Directions for this task ->
Copy every line from the records below that holds the word "débris".

[Collection entries]
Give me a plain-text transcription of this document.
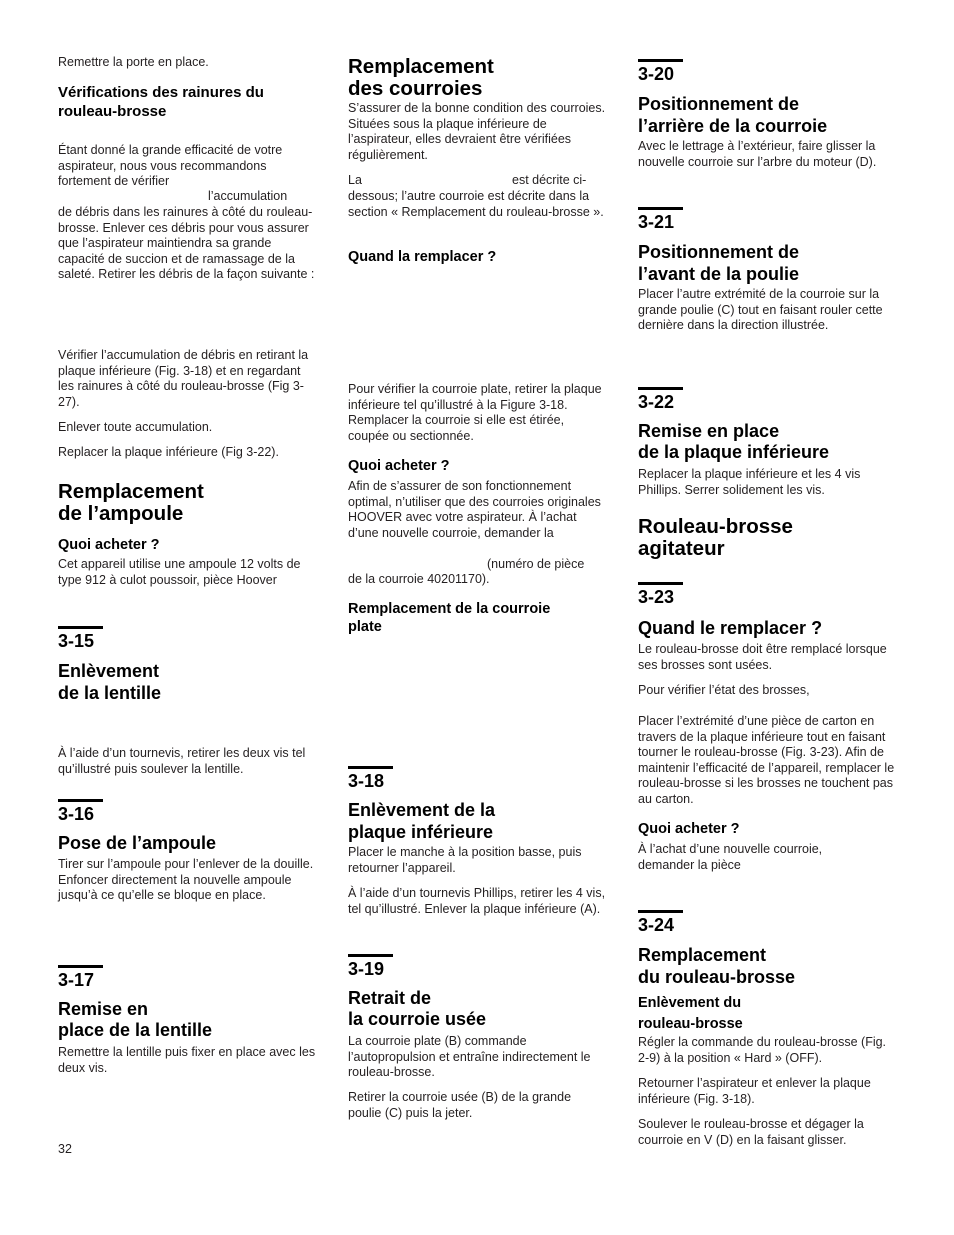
Remettre la porte en place.

Vérifications des rainures du rouleau-brosse

Étant donné la grande efficacité de votre aspirateur, nous vous recommandons fortement de vérifier

l’accumulation

de débris dans les rainures à côté du rouleau-brosse. Enlever ces débris pour vous assurer que l’aspirateur maintiendra sa grande capacité de succion et de ramassage de la saleté. Retirer les débris de la façon suivante :

Vérifier l’accumulation de débris en retirant la plaque inférieure (Fig. 3-18) et en regardant les rainures à côté du rouleau-brosse (Fig 3-27).

Enlever toute accumulation.

Replacer la plaque inférieure (Fig 3-22).

Remplacement
de l’ampoule
Quoi acheter ?

Cet appareil utilise une ampoule 12 volts de type 912 à culot poussoir, pièce Hoover

3-15
Enlèvement
de la lentille

À l’aide d’un tournevis, retirer les deux vis tel qu’illustré puis soulever la lentille.

3-16
Pose de l’ampoule

Tirer sur l’ampoule pour l’enlever de la douille. Enfoncer directement la nouvelle ampoule jusqu’à ce qu’elle se bloque en place.

3-17
Remise en
place de la lentille

Remettre la lentille puis fixer en place avec les deux vis.

32

Remplacement
des courroies

S’assurer de la bonne condition des courroies. Situées sous la plaque inférieure de l’aspirateur, elles devraient être vérifiées régulièrement.

La	est décrite ci-

dessous; l’autre courroie est décrite dans la section « Remplacement du rouleau-brosse ».

Quand la remplacer ?

Pour vérifier la courroie plate, retirer la plaque inférieure tel qu’illustré à la Figure 3-18. Remplacer la courroie si elle est étirée, coupée ou sectionnée.

Quoi acheter ?

Afin de s’assurer de son fonctionnement optimal, n’utiliser que des courroies originales HOOVER avec votre aspirateur. À l’achat d’une nouvelle courroie, demander la

(numéro de pièce

de la courroie 40201170).

Remplacement de la courroie plate
3-18
Enlèvement de la
plaque inférieure

Placer le manche à la position basse, puis retourner l’appareil.

À l’aide d’un tournevis Phillips, retirer les 4 vis, tel qu’illustré. Enlever la plaque inférieure (A).

3-19
Retrait de
la courroie usée

La courroie plate (B) commande l’autopropulsion et entraîne indirectement le rouleau-brosse.

Retirer la courroie usée (B) de la grande poulie (C) puis la jeter.

3-20
Positionnement de
l’arrière de la courroie

Avec le lettrage à l’extérieur, faire glisser la nouvelle courroie sur l’arbre du moteur (D).

3-21
Positionnement de
l’avant de la poulie

Placer l’autre extrémité de la courroie sur la grande poulie (C) tout en faisant rouler cette dernière dans la direction illustrée.

3-22
Remise en place
de la plaque inférieure

Replacer la plaque inférieure et les 4 vis Phillips. Serrer solidement les vis.

Rouleau-brosse
agitateur
3-23
Quand le remplacer ?

Le rouleau-brosse doit être remplacé lorsque ses brosses sont usées.

Pour vérifier l’état des brosses,

Placer l’extrémité d’une pièce de carton en travers de la plaque inférieure tout en faisant tourner le rouleau-brosse (Fig. 3-23). Afin de maintenir l’efficacité de l’appareil, remplacer le rouleau-brosse si les brosses ne touchent pas au carton.

Quoi acheter ?

À l’achat d’une nouvelle courroie, demander la pièce

3-24
Remplacement
du rouleau-brosse
Enlèvement du
rouleau-brosse

Régler la commande du rouleau-brosse (Fig. 2-9) à la position « Hard » (OFF).

Retourner l’aspirateur et enlever la plaque inférieure (Fig. 3-18).

Soulever le rouleau-brosse et dégager la courroie en V (D) en la faisant glisser.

Answer to this problem ->
de débris dans les rainures à côté du rouleau-brosse. Enlever ces débris pour vous assurer que l’aspirateur maintiendra sa grande capacité de succion et de ramassage de la saleté. Retirer les débris de la façon suivante :
Vérifier l’accumulation de débris en retirant la plaque inférieure (Fig. 3-18) et en regardant les rainures à côté du rouleau-brosse (Fig 3-27).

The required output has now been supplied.